▶ WRITTEN INSTRUCTION: Return the listing below exactly, with the pictures dropped.

-------- RECORDS SHOWN

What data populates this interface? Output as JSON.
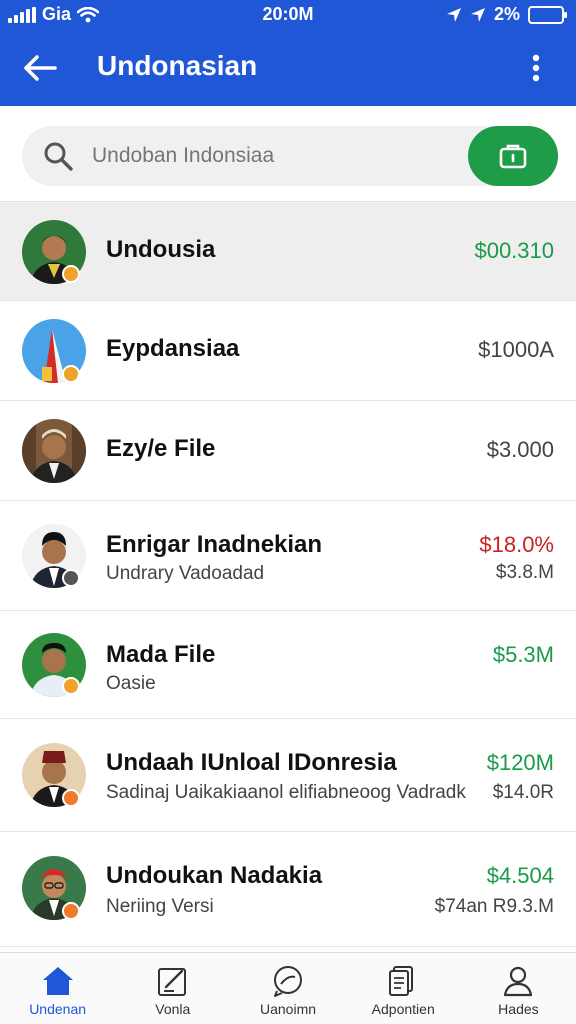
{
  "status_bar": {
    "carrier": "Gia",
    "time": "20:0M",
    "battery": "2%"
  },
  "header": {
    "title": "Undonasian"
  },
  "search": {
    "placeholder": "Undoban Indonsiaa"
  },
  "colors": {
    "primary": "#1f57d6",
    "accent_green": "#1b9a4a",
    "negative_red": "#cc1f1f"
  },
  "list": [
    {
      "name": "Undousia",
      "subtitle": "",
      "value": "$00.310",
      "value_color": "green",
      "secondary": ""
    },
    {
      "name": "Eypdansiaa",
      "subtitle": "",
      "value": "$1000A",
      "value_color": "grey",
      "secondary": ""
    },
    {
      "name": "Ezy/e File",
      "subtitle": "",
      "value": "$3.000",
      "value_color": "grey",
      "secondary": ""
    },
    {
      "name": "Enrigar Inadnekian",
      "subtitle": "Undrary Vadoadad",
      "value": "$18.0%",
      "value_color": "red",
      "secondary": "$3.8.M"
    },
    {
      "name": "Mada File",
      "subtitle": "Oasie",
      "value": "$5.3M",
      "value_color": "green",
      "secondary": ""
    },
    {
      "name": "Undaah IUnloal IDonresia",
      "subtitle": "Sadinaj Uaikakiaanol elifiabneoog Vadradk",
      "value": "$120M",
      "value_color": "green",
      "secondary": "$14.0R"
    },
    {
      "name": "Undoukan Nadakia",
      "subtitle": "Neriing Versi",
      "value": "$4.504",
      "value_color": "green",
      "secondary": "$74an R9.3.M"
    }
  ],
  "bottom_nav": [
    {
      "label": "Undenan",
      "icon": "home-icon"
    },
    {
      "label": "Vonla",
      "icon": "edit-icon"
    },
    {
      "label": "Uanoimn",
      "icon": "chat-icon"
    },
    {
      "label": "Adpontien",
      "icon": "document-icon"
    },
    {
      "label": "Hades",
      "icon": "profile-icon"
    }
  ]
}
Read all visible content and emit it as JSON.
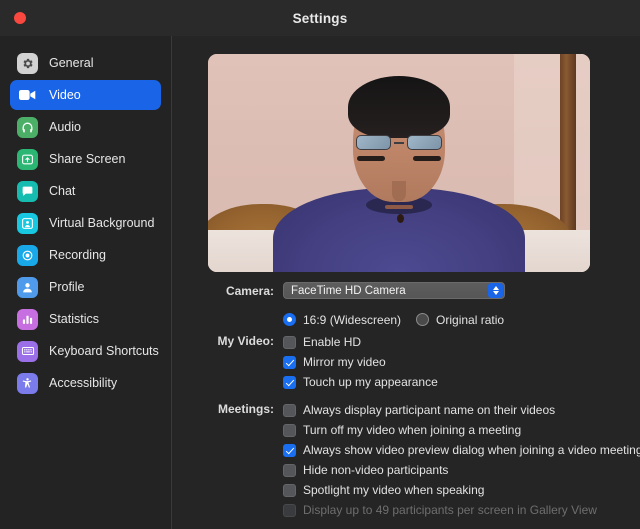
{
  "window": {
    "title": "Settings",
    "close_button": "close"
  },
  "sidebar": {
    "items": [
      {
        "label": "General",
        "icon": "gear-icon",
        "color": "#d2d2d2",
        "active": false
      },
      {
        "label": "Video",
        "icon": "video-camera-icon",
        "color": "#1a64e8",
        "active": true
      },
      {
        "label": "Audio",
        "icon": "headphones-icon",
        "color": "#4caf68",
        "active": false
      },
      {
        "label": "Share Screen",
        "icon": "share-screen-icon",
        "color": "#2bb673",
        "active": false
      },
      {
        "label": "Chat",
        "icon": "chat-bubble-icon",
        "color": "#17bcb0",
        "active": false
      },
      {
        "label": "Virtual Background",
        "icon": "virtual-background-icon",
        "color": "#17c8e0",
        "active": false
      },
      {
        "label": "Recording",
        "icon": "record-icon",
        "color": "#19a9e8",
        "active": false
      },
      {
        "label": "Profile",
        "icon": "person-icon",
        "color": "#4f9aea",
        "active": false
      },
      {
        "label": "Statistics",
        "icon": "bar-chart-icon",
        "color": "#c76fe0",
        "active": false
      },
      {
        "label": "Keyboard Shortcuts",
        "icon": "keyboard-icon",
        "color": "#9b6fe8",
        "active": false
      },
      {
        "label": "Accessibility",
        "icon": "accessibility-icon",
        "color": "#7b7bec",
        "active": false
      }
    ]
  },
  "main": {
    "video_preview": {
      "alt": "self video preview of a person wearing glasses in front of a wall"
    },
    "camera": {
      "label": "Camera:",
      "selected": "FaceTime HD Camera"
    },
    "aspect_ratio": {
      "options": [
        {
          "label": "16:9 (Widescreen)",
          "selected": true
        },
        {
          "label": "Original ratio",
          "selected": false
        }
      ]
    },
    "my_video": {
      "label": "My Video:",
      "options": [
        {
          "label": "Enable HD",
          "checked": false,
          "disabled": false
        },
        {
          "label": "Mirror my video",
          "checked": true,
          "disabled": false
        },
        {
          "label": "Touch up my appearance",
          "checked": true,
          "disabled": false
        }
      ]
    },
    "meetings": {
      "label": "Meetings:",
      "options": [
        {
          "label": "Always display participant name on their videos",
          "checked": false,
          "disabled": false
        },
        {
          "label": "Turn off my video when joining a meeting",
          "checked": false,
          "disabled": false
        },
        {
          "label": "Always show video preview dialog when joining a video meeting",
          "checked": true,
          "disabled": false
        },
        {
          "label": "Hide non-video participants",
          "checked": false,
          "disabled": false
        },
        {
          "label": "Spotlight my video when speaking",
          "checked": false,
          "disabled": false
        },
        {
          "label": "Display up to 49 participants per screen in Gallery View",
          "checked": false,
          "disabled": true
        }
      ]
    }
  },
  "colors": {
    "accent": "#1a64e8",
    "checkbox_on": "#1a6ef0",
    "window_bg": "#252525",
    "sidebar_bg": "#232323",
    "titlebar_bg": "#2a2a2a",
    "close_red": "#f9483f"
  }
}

----------------

▶ SOLVED EXERCISE:
What data populates this interface? Output as JSON.
{
  "status_bar": {
    "carrier": "Gia",
    "time": "20:0M",
    "battery": "2%"
  },
  "header": {
    "title": "Undonasian"
  },
  "search": {
    "placeholder": "Undoban Indonsiaa"
  },
  "colors": {
    "primary": "#1f57d6",
    "accent_green": "#1b9a4a",
    "negative_red": "#cc1f1f"
  },
  "list": [
    {
      "name": "Undousia",
      "subtitle": "",
      "value": "$00.310",
      "value_color": "green",
      "secondary": ""
    },
    {
      "name": "Eypdansiaa",
      "subtitle": "",
      "value": "$1000A",
      "value_color": "grey",
      "secondary": ""
    },
    {
      "name": "Ezy/e File",
      "subtitle": "",
      "value": "$3.000",
      "value_color": "grey",
      "secondary": ""
    },
    {
      "name": "Enrigar Inadnekian",
      "subtitle": "Undrary Vadoadad",
      "value": "$18.0%",
      "value_color": "red",
      "secondary": "$3.8.M"
    },
    {
      "name": "Mada File",
      "subtitle": "Oasie",
      "value": "$5.3M",
      "value_color": "green",
      "secondary": ""
    },
    {
      "name": "Undaah IUnloal IDonresia",
      "subtitle": "Sadinaj Uaikakiaanol elifiabneoog Vadradk",
      "value": "$120M",
      "value_color": "green",
      "secondary": "$14.0R"
    },
    {
      "name": "Undoukan Nadakia",
      "subtitle": "Neriing Versi",
      "value": "$4.504",
      "value_color": "green",
      "secondary": "$74an R9.3.M"
    }
  ],
  "bottom_nav": [
    {
      "label": "Undenan",
      "icon": "home-icon"
    },
    {
      "label": "Vonla",
      "icon": "edit-icon"
    },
    {
      "label": "Uanoimn",
      "icon": "chat-icon"
    },
    {
      "label": "Adpontien",
      "icon": "document-icon"
    },
    {
      "label": "Hades",
      "icon": "profile-icon"
    }
  ]
}
Read all visible content and emit it as JSON.
{
  "window": {
    "title": "Settings",
    "close_button": "close"
  },
  "sidebar": {
    "items": [
      {
        "label": "General",
        "icon": "gear-icon",
        "color": "#d2d2d2",
        "active": false
      },
      {
        "label": "Video",
        "icon": "video-camera-icon",
        "color": "#1a64e8",
        "active": true
      },
      {
        "label": "Audio",
        "icon": "headphones-icon",
        "color": "#4caf68",
        "active": false
      },
      {
        "label": "Share Screen",
        "icon": "share-screen-icon",
        "color": "#2bb673",
        "active": false
      },
      {
        "label": "Chat",
        "icon": "chat-bubble-icon",
        "color": "#17bcb0",
        "active": false
      },
      {
        "label": "Virtual Background",
        "icon": "virtual-background-icon",
        "color": "#17c8e0",
        "active": false
      },
      {
        "label": "Recording",
        "icon": "record-icon",
        "color": "#19a9e8",
        "active": false
      },
      {
        "label": "Profile",
        "icon": "person-icon",
        "color": "#4f9aea",
        "active": false
      },
      {
        "label": "Statistics",
        "icon": "bar-chart-icon",
        "color": "#c76fe0",
        "active": false
      },
      {
        "label": "Keyboard Shortcuts",
        "icon": "keyboard-icon",
        "color": "#9b6fe8",
        "active": false
      },
      {
        "label": "Accessibility",
        "icon": "accessibility-icon",
        "color": "#7b7bec",
        "active": false
      }
    ]
  },
  "main": {
    "video_preview": {
      "alt": "self video preview of a person wearing glasses in front of a wall"
    },
    "camera": {
      "label": "Camera:",
      "selected": "FaceTime HD Camera"
    },
    "aspect_ratio": {
      "options": [
        {
          "label": "16:9 (Widescreen)",
          "selected": true
        },
        {
          "label": "Original ratio",
          "selected": false
        }
      ]
    },
    "my_video": {
      "label": "My Video:",
      "options": [
        {
          "label": "Enable HD",
          "checked": false,
          "disabled": false
        },
        {
          "label": "Mirror my video",
          "checked": true,
          "disabled": false
        },
        {
          "label": "Touch up my appearance",
          "checked": true,
          "disabled": false
        }
      ]
    },
    "meetings": {
      "label": "Meetings:",
      "options": [
        {
          "label": "Always display participant name on their videos",
          "checked": false,
          "disabled": false
        },
        {
          "label": "Turn off my video when joining a meeting",
          "checked": false,
          "disabled": false
        },
        {
          "label": "Always show video preview dialog when joining a video meeting",
          "checked": true,
          "disabled": false
        },
        {
          "label": "Hide non-video participants",
          "checked": false,
          "disabled": false
        },
        {
          "label": "Spotlight my video when speaking",
          "checked": false,
          "disabled": false
        },
        {
          "label": "Display up to 49 participants per screen in Gallery View",
          "checked": false,
          "disabled": true
        }
      ]
    }
  },
  "colors": {
    "accent": "#1a64e8",
    "checkbox_on": "#1a6ef0",
    "window_bg": "#252525",
    "sidebar_bg": "#232323",
    "titlebar_bg": "#2a2a2a",
    "close_red": "#f9483f"
  }
}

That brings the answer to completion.